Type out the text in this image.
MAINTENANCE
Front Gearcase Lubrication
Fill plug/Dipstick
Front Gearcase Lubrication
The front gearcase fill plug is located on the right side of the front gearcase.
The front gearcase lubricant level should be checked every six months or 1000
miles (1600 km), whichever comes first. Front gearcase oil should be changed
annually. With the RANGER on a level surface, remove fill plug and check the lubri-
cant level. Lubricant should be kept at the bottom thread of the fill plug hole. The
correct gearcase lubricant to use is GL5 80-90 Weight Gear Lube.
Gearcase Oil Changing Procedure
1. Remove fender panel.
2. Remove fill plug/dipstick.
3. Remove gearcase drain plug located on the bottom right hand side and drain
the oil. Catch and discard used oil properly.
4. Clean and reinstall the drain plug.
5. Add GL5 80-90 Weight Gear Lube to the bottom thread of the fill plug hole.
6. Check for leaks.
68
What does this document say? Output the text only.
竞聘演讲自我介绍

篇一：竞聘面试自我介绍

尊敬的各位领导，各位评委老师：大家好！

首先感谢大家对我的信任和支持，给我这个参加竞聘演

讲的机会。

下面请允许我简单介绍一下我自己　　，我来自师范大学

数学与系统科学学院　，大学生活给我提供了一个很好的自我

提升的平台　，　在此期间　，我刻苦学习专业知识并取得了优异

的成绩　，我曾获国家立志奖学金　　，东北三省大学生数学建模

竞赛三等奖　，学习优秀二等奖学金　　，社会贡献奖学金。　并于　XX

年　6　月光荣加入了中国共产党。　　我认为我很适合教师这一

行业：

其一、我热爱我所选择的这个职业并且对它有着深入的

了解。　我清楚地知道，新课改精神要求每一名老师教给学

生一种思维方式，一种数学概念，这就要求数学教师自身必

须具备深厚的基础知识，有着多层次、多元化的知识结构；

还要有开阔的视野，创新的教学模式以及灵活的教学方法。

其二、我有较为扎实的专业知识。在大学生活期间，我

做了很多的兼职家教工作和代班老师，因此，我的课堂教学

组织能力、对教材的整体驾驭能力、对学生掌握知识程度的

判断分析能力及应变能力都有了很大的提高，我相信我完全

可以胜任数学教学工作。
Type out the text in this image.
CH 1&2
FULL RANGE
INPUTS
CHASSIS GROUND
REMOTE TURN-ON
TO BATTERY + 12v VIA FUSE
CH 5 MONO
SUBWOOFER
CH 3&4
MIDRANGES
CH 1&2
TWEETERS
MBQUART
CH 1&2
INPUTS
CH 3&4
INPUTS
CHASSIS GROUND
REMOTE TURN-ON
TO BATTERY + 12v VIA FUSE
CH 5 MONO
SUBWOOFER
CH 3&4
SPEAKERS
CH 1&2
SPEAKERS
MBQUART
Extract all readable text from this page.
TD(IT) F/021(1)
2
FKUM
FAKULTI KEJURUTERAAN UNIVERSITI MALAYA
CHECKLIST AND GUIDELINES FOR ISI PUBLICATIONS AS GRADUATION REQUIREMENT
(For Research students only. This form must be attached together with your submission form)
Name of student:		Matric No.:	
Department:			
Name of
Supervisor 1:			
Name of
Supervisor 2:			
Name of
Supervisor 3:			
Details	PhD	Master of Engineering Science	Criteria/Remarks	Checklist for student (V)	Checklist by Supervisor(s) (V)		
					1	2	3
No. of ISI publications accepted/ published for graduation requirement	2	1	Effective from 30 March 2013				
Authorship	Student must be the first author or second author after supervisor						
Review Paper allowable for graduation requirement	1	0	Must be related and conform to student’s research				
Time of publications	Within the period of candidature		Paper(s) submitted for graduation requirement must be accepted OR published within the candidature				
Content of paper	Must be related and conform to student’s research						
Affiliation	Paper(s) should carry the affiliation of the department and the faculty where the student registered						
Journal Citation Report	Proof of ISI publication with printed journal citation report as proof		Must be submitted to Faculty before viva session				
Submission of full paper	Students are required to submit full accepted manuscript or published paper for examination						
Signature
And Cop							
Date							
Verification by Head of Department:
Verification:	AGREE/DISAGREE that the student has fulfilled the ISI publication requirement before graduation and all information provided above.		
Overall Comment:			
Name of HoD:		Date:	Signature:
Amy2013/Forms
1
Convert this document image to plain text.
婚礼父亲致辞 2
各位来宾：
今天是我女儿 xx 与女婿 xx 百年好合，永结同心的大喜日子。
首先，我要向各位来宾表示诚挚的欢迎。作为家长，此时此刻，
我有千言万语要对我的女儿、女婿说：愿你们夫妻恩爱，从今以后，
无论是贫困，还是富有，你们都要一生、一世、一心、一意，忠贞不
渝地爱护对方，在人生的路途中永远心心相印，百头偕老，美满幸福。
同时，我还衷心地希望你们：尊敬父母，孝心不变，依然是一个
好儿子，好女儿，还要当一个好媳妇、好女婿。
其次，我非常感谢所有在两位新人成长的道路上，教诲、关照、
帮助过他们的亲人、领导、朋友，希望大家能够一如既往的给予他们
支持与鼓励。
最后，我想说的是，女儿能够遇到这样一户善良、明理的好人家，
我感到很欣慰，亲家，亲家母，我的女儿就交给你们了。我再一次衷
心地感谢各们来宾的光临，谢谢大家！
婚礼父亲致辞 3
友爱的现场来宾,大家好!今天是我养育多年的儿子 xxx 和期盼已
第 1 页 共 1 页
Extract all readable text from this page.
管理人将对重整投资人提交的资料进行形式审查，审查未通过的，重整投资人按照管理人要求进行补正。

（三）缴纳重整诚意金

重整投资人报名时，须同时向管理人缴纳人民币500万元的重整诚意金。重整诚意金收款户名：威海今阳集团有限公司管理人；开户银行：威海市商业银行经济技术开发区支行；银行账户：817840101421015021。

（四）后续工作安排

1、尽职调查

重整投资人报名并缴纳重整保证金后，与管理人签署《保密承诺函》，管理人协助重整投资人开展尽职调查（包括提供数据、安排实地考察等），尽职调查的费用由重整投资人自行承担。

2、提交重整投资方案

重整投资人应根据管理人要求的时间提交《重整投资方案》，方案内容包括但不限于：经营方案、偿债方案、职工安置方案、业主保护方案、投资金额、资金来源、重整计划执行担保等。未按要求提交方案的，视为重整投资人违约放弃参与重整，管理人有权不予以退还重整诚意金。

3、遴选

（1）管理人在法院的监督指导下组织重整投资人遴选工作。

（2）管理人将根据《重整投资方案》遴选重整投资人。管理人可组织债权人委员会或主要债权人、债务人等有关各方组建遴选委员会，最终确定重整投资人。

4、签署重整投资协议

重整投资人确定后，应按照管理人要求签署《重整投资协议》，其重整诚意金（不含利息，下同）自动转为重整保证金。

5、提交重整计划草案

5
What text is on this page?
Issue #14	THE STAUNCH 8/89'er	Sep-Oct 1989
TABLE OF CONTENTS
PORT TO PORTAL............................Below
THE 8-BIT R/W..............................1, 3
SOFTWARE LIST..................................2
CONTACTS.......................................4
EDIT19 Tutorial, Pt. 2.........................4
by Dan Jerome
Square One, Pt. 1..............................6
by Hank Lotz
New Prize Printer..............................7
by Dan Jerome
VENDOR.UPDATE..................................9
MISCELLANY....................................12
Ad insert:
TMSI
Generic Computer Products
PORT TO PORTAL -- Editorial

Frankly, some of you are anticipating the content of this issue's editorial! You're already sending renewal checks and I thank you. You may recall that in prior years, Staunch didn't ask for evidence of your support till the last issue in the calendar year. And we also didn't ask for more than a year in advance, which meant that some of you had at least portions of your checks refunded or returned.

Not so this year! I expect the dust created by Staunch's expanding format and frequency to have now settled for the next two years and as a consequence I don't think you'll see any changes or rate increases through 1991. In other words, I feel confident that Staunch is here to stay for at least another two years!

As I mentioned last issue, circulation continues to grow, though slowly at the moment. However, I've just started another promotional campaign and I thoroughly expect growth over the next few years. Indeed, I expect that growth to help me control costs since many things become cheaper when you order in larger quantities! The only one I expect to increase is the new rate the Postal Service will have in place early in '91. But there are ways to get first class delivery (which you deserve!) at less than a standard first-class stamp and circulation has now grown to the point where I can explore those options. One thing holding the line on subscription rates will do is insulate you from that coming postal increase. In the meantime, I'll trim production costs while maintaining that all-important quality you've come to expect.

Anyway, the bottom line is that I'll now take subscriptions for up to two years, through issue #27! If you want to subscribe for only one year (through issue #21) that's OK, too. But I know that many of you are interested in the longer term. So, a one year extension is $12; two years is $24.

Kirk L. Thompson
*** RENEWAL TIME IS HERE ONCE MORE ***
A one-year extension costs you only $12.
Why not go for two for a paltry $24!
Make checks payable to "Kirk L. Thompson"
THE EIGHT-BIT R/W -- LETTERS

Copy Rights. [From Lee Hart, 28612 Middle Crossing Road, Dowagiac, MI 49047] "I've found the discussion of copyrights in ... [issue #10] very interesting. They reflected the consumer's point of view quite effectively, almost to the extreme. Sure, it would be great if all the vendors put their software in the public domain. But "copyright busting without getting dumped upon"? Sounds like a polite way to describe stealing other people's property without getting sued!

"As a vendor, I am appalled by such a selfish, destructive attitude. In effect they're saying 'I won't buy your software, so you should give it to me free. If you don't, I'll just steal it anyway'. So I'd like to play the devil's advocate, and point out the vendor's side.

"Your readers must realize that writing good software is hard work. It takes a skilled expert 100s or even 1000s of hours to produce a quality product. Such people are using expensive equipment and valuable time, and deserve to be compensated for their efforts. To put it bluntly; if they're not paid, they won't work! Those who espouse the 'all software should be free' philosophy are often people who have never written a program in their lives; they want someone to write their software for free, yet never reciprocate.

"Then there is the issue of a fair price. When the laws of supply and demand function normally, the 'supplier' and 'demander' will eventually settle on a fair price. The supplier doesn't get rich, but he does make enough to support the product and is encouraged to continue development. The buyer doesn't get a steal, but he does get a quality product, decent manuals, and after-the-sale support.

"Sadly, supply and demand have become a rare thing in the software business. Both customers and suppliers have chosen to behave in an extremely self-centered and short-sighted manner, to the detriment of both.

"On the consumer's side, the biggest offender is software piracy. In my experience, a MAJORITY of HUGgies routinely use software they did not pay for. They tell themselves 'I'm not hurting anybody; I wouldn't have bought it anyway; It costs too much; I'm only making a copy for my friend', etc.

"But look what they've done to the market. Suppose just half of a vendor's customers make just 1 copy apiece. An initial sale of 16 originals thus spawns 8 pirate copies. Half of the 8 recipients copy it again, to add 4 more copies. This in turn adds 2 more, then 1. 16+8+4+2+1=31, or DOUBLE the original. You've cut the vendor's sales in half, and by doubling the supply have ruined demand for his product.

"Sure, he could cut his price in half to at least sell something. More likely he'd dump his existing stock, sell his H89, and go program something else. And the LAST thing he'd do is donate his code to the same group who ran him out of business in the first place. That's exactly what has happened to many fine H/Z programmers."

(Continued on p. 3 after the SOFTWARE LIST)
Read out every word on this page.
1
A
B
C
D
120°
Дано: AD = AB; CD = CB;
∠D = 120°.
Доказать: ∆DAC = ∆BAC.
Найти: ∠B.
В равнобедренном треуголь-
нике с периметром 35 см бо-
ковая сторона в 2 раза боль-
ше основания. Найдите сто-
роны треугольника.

= = = =

» **Brief**
Reproduce exactly the line containing "Read out every word on this page." and every line after it through the end of the records above, and nothing else.

» **Response to the task**
Read out every word on this page.
1
A
B
C
D
120°
Дано: AD = AB; CD = CB;
∠D = 120°.
Доказать: ∆DAC = ∆BAC.
Найти: ∠B.
В равнобедренном треуголь-
нике с периметром 35 см бо-
ковая сторона в 2 раза боль-
ше основания. Найдите сто-
роны треугольника.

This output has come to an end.